▶ _Written task_: Copy out each line in the material below that has the word "ellipse".

↓↓↓

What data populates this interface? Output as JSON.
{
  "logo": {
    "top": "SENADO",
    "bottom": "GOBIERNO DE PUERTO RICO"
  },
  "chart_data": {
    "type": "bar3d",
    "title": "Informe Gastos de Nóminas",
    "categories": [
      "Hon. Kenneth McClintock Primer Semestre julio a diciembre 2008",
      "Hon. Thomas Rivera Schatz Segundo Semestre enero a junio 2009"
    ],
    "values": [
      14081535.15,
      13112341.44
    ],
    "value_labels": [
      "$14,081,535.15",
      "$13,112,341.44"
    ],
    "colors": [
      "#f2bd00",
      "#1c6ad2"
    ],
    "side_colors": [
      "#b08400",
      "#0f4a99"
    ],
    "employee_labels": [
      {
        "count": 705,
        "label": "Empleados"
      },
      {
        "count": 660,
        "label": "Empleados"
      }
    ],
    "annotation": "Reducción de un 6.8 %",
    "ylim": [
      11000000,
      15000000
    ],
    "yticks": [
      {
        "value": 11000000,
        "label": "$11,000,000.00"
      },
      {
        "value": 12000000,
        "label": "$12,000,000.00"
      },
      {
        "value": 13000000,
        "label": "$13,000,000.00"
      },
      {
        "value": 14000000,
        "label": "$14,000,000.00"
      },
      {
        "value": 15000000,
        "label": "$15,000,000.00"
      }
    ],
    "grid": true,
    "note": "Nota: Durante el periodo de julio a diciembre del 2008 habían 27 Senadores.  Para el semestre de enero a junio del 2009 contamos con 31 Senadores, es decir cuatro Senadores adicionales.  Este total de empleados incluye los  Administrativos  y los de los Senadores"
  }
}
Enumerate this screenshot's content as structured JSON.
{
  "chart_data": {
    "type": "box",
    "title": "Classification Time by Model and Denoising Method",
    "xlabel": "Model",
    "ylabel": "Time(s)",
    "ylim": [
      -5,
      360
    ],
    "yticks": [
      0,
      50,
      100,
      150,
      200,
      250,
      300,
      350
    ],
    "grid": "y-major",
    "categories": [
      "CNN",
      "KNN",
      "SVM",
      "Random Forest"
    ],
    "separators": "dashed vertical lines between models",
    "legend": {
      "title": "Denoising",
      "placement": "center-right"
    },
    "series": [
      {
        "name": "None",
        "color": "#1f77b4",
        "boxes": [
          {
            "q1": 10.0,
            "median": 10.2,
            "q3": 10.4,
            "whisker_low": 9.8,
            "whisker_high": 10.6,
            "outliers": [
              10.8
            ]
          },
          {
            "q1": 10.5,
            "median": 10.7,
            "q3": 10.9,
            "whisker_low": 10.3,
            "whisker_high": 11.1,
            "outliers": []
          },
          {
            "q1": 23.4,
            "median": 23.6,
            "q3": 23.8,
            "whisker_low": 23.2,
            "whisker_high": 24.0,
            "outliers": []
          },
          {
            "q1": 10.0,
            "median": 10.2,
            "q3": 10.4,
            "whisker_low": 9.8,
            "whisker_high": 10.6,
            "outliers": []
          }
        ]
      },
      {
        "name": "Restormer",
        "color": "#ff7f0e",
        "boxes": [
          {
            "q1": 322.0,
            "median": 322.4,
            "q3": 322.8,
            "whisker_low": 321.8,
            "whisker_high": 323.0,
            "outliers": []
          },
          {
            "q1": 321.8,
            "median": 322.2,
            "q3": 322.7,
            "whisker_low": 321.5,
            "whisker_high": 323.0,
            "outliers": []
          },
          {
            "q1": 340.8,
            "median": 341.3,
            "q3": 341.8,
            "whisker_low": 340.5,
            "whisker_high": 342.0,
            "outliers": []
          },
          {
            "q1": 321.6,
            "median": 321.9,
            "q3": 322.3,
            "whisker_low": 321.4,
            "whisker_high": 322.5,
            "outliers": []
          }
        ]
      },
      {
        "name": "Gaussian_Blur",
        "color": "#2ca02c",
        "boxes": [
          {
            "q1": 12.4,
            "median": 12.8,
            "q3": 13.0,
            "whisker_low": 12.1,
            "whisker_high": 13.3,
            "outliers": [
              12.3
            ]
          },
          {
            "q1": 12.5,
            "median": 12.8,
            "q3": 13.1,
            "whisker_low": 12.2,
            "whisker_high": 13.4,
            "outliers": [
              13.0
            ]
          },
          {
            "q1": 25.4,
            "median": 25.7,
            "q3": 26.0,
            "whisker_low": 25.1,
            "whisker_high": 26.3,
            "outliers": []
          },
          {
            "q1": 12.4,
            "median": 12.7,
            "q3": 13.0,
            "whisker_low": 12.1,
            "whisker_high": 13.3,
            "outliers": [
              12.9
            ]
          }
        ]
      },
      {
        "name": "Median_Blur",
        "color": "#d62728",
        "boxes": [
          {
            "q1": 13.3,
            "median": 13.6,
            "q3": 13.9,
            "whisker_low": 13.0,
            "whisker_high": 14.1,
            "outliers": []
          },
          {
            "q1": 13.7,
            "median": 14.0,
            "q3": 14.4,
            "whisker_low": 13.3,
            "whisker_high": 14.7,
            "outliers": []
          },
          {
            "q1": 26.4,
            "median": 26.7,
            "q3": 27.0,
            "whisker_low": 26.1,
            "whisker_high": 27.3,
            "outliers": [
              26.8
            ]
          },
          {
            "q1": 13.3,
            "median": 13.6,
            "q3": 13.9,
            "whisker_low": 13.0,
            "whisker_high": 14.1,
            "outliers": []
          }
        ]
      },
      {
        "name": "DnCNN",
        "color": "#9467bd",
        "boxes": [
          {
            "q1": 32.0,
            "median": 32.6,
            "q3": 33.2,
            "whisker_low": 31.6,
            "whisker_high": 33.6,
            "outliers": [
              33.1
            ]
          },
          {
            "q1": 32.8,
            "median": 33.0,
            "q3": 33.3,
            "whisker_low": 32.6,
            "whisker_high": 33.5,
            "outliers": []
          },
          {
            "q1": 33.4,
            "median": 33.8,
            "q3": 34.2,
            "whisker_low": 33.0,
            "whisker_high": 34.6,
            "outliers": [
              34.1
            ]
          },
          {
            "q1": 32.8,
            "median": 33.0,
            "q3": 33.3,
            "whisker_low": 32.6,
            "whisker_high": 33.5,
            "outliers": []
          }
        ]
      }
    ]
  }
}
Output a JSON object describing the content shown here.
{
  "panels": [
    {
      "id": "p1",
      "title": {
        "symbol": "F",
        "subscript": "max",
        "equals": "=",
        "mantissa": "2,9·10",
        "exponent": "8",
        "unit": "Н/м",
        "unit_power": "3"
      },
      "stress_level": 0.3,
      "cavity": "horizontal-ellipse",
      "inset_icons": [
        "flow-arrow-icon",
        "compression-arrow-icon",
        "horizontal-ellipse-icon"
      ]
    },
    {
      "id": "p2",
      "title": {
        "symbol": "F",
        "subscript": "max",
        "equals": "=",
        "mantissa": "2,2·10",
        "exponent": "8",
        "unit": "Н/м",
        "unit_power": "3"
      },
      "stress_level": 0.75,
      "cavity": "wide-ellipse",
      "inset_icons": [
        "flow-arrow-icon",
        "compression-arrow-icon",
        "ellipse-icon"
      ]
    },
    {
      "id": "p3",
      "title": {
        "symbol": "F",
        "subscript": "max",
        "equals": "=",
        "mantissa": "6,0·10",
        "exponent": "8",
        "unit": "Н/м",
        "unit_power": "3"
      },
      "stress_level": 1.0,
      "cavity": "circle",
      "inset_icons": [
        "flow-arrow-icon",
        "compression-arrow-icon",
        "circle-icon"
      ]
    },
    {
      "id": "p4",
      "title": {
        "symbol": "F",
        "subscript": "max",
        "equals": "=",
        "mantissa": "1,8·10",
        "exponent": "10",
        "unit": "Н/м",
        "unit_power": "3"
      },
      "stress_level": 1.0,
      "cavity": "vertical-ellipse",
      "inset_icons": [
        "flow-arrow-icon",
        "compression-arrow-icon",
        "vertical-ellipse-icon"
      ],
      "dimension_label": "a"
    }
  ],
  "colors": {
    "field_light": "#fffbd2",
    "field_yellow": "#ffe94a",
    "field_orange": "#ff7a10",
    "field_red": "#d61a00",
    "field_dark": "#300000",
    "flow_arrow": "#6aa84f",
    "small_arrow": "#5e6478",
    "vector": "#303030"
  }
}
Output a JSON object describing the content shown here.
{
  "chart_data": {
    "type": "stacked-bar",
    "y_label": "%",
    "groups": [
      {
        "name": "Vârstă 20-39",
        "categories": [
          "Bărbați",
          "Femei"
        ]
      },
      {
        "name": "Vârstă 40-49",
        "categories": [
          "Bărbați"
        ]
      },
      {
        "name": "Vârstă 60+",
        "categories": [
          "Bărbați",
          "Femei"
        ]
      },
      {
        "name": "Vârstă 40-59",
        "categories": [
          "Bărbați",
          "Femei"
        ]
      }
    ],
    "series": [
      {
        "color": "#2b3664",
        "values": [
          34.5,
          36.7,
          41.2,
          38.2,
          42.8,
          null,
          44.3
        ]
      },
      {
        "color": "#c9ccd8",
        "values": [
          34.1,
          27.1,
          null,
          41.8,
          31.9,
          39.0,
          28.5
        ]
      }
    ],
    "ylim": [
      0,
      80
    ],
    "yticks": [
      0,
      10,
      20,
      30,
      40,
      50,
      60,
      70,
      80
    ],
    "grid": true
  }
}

↑↑↑

▶ _Written answer_:
      "cavity": "horizontal-ellipse",
        "horizontal-ellipse-icon"
      "cavity": "wide-ellipse",
        "ellipse-icon"
      "cavity": "vertical-ellipse",
        "vertical-ellipse-icon"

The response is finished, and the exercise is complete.